## Page
Instead of rallying against Foley for being McMahon's pawn, many fans sympathized with the character and his lack of awareness of McMahon's manipulations. Thompson (1998a) wrote on his Mick Foley tribute site that "most of you will agree that Mick Foley is the hardest working man in pro wrestling. The guy has taken many of the craziest bumps in the business. Unfortunately, we may never see out hero with a major world title" (sic). This was written at a time when Foley was acting as McMahon's lackey, but fans had built up so much sympathy for Foley's various characters and so much respect for the performer that they were changing the way the storyline would play out, so that Foley would eventually become a permanent major WWE character and even champion by the beginning of the next year. At that time, Foley's character came to the realization that Mr. McMahon was manipulating him and stood against him, leading to his winning the World Heavyweight Title from McMahon's hand-chosen champion, The Rock.

(Stored items)
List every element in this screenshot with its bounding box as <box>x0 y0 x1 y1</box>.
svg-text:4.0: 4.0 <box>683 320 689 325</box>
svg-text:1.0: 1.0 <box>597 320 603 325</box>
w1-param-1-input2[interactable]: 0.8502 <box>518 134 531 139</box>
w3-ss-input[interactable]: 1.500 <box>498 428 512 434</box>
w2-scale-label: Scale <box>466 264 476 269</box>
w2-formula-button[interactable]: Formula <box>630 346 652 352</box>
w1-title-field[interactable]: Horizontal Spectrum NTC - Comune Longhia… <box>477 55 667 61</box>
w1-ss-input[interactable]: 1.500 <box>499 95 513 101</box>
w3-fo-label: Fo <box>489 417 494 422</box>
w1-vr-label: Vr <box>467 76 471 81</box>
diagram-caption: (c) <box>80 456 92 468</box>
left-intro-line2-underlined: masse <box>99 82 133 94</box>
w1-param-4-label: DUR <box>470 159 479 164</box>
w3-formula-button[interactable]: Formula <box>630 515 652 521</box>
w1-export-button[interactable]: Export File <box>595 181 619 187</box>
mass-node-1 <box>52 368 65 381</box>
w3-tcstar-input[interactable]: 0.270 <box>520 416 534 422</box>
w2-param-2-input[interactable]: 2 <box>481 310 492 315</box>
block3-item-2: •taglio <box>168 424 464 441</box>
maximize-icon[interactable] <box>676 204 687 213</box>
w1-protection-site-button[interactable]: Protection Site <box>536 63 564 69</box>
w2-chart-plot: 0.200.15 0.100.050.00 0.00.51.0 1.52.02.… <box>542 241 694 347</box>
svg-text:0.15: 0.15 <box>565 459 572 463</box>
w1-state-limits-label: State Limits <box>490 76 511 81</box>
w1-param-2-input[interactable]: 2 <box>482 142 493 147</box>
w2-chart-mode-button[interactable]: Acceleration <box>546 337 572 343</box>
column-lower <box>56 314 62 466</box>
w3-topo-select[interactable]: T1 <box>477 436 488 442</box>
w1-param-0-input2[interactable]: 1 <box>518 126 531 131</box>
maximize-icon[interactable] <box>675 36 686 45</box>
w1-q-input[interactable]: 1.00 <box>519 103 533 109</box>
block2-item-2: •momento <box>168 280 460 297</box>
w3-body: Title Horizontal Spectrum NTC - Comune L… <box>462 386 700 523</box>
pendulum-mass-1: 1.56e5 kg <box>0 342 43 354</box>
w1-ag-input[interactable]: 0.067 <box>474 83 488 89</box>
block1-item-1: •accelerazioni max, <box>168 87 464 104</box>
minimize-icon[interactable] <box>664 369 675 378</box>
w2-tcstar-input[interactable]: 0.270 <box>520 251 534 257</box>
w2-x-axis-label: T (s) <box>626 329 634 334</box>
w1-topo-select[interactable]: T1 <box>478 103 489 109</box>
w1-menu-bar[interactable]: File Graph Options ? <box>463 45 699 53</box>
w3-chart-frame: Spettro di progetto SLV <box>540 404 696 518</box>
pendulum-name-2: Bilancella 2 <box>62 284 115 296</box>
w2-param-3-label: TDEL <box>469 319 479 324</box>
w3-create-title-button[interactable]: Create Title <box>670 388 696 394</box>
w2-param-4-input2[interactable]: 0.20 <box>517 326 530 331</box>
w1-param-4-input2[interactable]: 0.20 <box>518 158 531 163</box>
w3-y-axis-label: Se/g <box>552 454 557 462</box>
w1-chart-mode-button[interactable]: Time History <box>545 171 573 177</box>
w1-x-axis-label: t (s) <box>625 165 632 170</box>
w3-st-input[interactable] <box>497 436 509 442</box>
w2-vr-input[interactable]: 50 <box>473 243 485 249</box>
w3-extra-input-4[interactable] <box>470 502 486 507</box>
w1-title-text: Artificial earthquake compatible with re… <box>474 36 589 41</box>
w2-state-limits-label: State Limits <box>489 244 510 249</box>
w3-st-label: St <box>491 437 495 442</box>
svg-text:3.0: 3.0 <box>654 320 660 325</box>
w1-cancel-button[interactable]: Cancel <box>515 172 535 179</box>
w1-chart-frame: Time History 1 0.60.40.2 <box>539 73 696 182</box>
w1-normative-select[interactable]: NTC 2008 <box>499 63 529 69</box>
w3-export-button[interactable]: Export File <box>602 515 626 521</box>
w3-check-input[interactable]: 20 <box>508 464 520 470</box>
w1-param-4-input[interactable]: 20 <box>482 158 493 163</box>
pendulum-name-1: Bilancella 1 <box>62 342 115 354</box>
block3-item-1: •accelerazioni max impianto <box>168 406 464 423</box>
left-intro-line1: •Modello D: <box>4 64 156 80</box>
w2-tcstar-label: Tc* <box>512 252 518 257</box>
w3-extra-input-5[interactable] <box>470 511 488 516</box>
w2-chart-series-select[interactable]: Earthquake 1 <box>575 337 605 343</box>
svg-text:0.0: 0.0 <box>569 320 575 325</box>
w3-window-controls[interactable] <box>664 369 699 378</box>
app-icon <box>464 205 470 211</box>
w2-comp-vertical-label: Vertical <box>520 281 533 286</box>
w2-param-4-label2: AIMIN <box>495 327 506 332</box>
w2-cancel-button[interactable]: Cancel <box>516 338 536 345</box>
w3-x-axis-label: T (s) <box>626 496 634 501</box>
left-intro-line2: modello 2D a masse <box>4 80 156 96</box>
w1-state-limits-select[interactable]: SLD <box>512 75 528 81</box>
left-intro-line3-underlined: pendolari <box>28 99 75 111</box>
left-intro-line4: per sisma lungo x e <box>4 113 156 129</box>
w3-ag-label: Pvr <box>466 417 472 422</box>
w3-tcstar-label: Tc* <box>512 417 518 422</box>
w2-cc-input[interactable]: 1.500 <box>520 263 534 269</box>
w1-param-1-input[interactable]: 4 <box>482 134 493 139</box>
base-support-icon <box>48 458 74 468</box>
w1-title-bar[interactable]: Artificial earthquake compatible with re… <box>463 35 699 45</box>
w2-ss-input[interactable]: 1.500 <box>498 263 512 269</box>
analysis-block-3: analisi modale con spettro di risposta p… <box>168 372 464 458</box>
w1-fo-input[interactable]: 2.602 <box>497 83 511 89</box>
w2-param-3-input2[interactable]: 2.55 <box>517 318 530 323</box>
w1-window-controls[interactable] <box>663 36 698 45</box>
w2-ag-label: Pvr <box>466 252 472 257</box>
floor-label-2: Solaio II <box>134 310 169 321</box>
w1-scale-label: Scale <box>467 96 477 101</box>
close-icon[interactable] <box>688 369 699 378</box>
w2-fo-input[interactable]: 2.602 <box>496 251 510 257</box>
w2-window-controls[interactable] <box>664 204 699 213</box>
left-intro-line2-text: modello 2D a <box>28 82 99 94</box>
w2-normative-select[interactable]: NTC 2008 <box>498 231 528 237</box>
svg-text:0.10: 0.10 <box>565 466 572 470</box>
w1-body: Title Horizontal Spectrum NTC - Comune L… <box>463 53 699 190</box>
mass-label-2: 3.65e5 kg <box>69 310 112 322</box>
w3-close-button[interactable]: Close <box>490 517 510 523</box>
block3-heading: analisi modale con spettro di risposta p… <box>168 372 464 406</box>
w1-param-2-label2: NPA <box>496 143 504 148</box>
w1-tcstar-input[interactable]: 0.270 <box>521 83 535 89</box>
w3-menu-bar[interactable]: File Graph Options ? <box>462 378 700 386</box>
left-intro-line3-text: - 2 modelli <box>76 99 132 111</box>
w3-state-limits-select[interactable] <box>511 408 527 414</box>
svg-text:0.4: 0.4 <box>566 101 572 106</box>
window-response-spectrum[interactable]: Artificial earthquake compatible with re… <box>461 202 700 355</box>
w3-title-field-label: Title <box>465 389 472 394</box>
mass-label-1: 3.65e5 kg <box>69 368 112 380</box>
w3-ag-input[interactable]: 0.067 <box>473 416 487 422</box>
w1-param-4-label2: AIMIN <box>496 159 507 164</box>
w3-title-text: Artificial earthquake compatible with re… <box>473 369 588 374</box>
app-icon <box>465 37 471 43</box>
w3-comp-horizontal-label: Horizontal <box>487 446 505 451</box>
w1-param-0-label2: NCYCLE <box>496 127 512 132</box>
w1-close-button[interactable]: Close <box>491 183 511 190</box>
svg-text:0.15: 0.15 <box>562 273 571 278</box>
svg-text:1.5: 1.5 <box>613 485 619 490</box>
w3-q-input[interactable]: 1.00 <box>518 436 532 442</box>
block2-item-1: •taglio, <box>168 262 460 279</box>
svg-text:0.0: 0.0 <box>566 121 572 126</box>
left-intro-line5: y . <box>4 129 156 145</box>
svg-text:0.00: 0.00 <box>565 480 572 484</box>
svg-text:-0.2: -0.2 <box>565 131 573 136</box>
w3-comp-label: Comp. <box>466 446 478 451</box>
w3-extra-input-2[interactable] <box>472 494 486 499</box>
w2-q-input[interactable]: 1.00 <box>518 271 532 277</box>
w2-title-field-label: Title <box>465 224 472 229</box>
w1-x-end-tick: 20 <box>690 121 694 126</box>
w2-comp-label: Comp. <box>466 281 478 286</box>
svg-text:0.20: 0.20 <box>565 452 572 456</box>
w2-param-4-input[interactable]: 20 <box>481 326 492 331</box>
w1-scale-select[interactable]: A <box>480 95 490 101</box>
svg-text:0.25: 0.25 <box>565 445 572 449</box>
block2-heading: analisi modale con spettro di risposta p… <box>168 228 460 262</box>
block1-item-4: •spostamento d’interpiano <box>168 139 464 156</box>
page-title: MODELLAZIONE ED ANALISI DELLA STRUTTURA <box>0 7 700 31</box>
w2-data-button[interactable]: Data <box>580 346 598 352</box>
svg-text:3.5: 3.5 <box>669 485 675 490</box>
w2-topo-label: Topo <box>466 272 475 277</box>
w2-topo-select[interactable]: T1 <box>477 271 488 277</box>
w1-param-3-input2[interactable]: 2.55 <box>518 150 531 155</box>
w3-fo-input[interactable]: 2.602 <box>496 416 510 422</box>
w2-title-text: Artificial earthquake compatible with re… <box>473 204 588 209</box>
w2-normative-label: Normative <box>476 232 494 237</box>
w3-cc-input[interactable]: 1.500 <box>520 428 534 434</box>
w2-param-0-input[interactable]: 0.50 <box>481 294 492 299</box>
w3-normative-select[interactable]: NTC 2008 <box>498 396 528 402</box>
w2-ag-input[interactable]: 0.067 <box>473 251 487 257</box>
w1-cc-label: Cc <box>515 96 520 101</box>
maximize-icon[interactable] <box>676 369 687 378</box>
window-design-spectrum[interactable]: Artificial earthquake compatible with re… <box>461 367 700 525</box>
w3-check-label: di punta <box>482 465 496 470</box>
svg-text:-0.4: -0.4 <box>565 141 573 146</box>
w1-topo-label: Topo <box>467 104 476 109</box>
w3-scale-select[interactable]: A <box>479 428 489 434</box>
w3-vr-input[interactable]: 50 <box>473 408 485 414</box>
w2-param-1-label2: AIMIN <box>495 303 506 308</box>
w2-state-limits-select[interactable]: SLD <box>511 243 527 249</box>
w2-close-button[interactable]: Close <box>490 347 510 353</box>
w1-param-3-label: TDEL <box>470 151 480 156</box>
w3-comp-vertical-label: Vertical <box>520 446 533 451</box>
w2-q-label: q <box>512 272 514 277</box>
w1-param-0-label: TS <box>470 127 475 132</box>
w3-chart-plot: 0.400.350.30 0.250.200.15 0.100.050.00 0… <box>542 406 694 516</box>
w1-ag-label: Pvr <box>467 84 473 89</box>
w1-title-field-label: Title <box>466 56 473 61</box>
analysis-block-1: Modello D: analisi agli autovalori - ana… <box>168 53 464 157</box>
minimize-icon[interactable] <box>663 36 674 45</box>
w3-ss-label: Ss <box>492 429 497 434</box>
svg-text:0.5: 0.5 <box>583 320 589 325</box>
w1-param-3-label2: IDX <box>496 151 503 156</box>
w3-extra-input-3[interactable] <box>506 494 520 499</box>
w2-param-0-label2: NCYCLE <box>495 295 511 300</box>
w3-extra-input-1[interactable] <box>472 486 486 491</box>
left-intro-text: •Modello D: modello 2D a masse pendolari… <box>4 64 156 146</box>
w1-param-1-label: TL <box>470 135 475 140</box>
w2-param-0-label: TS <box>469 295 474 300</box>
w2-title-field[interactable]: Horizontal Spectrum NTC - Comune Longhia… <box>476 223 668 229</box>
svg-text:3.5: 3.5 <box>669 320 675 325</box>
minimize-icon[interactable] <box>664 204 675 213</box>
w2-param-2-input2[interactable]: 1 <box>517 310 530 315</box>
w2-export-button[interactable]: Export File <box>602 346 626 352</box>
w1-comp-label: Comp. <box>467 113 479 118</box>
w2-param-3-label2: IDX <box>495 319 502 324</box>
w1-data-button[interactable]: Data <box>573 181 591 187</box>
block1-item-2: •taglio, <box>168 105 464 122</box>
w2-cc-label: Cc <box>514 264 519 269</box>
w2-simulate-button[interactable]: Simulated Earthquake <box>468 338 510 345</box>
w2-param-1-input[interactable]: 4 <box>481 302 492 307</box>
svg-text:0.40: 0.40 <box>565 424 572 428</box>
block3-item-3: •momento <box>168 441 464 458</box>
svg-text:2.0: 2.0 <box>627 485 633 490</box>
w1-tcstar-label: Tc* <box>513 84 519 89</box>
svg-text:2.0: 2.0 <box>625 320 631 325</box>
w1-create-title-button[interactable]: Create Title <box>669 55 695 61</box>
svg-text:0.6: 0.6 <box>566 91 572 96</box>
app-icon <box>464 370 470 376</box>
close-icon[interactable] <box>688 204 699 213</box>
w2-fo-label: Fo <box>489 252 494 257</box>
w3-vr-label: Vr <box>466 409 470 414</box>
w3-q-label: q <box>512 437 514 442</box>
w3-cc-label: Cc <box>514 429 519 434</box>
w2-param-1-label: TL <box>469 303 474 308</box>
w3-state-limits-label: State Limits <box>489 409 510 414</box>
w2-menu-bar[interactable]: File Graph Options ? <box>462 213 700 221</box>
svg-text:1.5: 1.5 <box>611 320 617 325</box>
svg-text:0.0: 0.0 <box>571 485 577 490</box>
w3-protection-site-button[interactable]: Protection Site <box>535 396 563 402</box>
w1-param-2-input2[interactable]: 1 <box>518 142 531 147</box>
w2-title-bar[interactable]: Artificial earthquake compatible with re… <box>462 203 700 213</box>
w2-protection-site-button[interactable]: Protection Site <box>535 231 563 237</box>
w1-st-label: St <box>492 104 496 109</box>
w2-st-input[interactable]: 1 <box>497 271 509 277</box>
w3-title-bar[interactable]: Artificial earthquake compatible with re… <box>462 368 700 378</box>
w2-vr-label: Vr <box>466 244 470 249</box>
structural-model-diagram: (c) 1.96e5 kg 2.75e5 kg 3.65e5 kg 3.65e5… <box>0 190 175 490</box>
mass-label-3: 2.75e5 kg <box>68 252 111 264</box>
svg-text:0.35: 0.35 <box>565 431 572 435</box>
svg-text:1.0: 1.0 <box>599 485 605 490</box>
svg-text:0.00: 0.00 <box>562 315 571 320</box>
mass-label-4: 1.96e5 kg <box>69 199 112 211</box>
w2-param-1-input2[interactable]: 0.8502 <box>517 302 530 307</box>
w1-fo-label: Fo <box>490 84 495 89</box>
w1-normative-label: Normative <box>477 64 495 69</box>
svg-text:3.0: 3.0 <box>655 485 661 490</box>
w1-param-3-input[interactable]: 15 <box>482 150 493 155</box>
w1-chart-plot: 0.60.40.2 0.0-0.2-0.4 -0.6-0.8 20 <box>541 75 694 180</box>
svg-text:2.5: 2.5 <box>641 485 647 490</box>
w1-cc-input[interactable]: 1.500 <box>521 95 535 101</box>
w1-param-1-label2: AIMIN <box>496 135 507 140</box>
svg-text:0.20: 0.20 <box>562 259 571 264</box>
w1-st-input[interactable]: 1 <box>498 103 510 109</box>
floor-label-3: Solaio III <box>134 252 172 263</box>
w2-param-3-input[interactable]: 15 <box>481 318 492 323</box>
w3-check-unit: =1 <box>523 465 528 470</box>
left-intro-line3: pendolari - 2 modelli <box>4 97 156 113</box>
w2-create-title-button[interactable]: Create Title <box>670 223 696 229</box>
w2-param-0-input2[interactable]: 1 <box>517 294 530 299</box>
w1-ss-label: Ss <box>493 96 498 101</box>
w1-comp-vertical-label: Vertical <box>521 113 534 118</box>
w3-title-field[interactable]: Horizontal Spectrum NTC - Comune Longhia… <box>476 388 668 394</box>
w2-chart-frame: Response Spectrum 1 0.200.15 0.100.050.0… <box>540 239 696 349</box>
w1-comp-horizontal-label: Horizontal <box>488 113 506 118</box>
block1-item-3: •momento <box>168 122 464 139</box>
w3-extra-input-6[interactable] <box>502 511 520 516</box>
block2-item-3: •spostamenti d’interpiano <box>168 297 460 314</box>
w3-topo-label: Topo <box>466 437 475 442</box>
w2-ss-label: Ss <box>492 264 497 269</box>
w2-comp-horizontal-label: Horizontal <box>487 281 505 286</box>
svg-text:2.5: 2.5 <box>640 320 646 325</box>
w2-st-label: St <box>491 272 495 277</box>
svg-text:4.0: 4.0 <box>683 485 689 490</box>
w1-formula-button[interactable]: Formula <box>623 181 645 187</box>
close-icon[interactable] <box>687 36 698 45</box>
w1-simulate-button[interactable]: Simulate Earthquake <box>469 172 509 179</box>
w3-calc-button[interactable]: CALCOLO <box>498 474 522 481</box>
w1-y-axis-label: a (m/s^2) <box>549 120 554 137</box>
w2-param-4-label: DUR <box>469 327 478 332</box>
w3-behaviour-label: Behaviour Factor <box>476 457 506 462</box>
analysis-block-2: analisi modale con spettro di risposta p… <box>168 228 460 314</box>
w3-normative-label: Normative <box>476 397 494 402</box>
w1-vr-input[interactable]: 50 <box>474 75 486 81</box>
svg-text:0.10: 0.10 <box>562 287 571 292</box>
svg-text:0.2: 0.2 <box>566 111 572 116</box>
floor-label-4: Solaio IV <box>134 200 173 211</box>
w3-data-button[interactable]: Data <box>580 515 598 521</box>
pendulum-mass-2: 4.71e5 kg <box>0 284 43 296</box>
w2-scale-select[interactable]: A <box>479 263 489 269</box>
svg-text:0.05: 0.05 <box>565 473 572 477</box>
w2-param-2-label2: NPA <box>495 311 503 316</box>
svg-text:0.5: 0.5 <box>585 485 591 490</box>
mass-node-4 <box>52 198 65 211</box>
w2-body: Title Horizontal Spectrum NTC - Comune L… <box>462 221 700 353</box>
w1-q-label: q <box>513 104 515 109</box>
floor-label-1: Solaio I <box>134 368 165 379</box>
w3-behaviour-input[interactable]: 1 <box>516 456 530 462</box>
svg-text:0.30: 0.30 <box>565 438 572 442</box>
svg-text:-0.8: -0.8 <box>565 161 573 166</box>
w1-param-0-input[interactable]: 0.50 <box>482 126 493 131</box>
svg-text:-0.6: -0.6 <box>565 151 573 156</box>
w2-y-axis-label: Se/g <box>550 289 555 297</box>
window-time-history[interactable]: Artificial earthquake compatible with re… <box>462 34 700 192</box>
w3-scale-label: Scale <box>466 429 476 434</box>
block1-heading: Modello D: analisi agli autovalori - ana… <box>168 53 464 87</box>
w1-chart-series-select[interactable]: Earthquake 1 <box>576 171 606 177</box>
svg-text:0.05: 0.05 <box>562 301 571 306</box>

## What is being asked
Please decide whether each statement agrees with the passage on Mick Foley, answering yes or no and quoting the words that settle it: 1. Thompson's tribute site called Foley the hardest working man in pro wrestling. 2. Foley won the World Heavyweight Title directly from Mr. McMahon. 3. Many fans rallied against Foley for being McMahon's pawn.

## Finished answer
1. Yes: "most of you will agree that Mick Foley is the hardest working man in pro wrestling."
2. No: "leading to his winning the World Heavyweight Title from McMahon's hand-chosen champion, The Rock."
3. No: "Instead of rallying against Foley for being McMahon's pawn, many fans sympathized with the character and his lack of awareness of McMahon's manipulations."